Problem details:
Please print every record below exactly as it appears.

Extracted data:
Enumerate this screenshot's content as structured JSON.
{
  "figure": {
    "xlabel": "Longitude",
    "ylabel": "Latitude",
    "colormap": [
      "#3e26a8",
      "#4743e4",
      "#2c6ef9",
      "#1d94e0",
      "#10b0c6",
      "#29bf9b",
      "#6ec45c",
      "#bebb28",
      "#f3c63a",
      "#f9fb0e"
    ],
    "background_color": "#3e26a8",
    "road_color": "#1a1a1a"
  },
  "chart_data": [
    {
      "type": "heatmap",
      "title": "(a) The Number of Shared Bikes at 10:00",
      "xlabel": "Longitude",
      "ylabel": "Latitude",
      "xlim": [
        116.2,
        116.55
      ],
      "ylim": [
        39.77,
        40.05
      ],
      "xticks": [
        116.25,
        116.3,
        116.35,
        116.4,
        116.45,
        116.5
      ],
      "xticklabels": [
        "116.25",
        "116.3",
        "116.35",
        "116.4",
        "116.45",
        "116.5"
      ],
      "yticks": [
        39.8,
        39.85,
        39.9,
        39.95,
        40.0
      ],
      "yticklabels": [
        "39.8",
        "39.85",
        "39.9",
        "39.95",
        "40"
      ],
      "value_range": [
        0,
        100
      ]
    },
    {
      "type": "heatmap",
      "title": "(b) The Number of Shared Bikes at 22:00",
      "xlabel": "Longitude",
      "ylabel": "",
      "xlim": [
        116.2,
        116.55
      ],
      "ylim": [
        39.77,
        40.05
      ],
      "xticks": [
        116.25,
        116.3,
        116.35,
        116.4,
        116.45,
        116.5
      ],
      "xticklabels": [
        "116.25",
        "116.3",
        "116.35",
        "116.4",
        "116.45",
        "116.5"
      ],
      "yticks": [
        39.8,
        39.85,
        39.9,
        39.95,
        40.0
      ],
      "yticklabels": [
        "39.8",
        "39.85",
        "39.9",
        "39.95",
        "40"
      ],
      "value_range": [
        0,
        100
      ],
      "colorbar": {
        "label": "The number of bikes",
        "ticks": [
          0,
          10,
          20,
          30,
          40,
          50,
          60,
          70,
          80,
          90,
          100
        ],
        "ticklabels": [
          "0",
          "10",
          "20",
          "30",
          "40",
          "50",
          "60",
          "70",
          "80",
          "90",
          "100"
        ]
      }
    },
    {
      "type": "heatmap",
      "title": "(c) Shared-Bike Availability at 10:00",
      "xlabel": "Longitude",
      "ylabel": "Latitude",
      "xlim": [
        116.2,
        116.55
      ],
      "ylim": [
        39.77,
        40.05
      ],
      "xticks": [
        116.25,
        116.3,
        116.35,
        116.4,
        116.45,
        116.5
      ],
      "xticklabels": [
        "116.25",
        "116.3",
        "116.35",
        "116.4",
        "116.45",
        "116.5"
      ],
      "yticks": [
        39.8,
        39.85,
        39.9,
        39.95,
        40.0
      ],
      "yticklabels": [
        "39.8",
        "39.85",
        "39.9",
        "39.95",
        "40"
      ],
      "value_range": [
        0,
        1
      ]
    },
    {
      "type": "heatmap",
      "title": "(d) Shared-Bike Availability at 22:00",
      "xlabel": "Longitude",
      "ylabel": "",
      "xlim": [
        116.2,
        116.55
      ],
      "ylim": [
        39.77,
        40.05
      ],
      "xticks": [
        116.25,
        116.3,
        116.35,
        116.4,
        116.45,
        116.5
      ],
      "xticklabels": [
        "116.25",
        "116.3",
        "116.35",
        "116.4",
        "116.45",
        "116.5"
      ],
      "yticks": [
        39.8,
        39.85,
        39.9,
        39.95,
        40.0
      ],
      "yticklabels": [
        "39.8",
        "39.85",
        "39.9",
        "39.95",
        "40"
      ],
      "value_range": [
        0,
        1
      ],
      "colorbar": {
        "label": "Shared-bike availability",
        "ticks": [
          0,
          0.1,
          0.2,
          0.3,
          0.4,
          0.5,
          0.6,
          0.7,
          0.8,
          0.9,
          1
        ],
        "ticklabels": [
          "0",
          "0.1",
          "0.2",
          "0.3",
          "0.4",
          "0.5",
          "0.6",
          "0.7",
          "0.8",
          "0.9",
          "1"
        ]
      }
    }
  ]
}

Solution to this exercise:
Enumerate this screenshot's content as structured JSON.
{
  "figure": {
    "xlabel": "Longitude",
    "ylabel": "Latitude",
    "colormap": [
      "#3e26a8",
      "#4743e4",
      "#2c6ef9",
      "#1d94e0",
      "#10b0c6",
      "#29bf9b",
      "#6ec45c",
      "#bebb28",
      "#f3c63a",
      "#f9fb0e"
    ],
    "background_color": "#3e26a8",
    "road_color": "#1a1a1a"
  },
  "chart_data": [
    {
      "type": "heatmap",
      "title": "(a) The Number of Shared Bikes at 10:00",
      "xlabel": "Longitude",
      "ylabel": "Latitude",
      "xlim": [
        116.2,
        116.55
      ],
      "ylim": [
        39.77,
        40.05
      ],
      "xticks": [
        116.25,
        116.3,
        116.35,
        116.4,
        116.45,
        116.5
      ],
      "xticklabels": [
        "116.25",
        "116.3",
        "116.35",
        "116.4",
        "116.45",
        "116.5"
      ],
      "yticks": [
        39.8,
        39.85,
        39.9,
        39.95,
        40.0
      ],
      "yticklabels": [
        "39.8",
        "39.85",
        "39.9",
        "39.95",
        "40"
      ],
      "value_range": [
        0,
        100
      ]
    },
    {
      "type": "heatmap",
      "title": "(b) The Number of Shared Bikes at 22:00",
      "xlabel": "Longitude",
      "ylabel": "",
      "xlim": [
        116.2,
        116.55
      ],
      "ylim": [
        39.77,
        40.05
      ],
      "xticks": [
        116.25,
        116.3,
        116.35,
        116.4,
        116.45,
        116.5
      ],
      "xticklabels": [
        "116.25",
        "116.3",
        "116.35",
        "116.4",
        "116.45",
        "116.5"
      ],
      "yticks": [
        39.8,
        39.85,
        39.9,
        39.95,
        40.0
      ],
      "yticklabels": [
        "39.8",
        "39.85",
        "39.9",
        "39.95",
        "40"
      ],
      "value_range": [
        0,
        100
      ],
      "colorbar": {
        "label": "The number of bikes",
        "ticks": [
          0,
          10,
          20,
          30,
          40,
          50,
          60,
          70,
          80,
          90,
          100
        ],
        "ticklabels": [
          "0",
          "10",
          "20",
          "30",
          "40",
          "50",
          "60",
          "70",
          "80",
          "90",
          "100"
        ]
      }
    },
    {
      "type": "heatmap",
      "title": "(c) Shared-Bike Availability at 10:00",
      "xlabel": "Longitude",
      "ylabel": "Latitude",
      "xlim": [
        116.2,
        116.55
      ],
      "ylim": [
        39.77,
        40.05
      ],
      "xticks": [
        116.25,
        116.3,
        116.35,
        116.4,
        116.45,
        116.5
      ],
      "xticklabels": [
        "116.25",
        "116.3",
        "116.35",
        "116.4",
        "116.45",
        "116.5"
      ],
      "yticks": [
        39.8,
        39.85,
        39.9,
        39.95,
        40.0
      ],
      "yticklabels": [
        "39.8",
        "39.85",
        "39.9",
        "39.95",
        "40"
      ],
      "value_range": [
        0,
        1
      ]
    },
    {
      "type": "heatmap",
      "title": "(d) Shared-Bike Availability at 22:00",
      "xlabel": "Longitude",
      "ylabel": "",
      "xlim": [
        116.2,
        116.55
      ],
      "ylim": [
        39.77,
        40.05
      ],
      "xticks": [
        116.25,
        116.3,
        116.35,
        116.4,
        116.45,
        116.5
      ],
      "xticklabels": [
        "116.25",
        "116.3",
        "116.35",
        "116.4",
        "116.45",
        "116.5"
      ],
      "yticks": [
        39.8,
        39.85,
        39.9,
        39.95,
        40.0
      ],
      "yticklabels": [
        "39.8",
        "39.85",
        "39.9",
        "39.95",
        "40"
      ],
      "value_range": [
        0,
        1
      ],
      "colorbar": {
        "label": "Shared-bike availability",
        "ticks": [
          0,
          0.1,
          0.2,
          0.3,
          0.4,
          0.5,
          0.6,
          0.7,
          0.8,
          0.9,
          1
        ],
        "ticklabels": [
          "0",
          "0.1",
          "0.2",
          "0.3",
          "0.4",
          "0.5",
          "0.6",
          "0.7",
          "0.8",
          "0.9",
          "1"
        ]
      }
    }
  ]
}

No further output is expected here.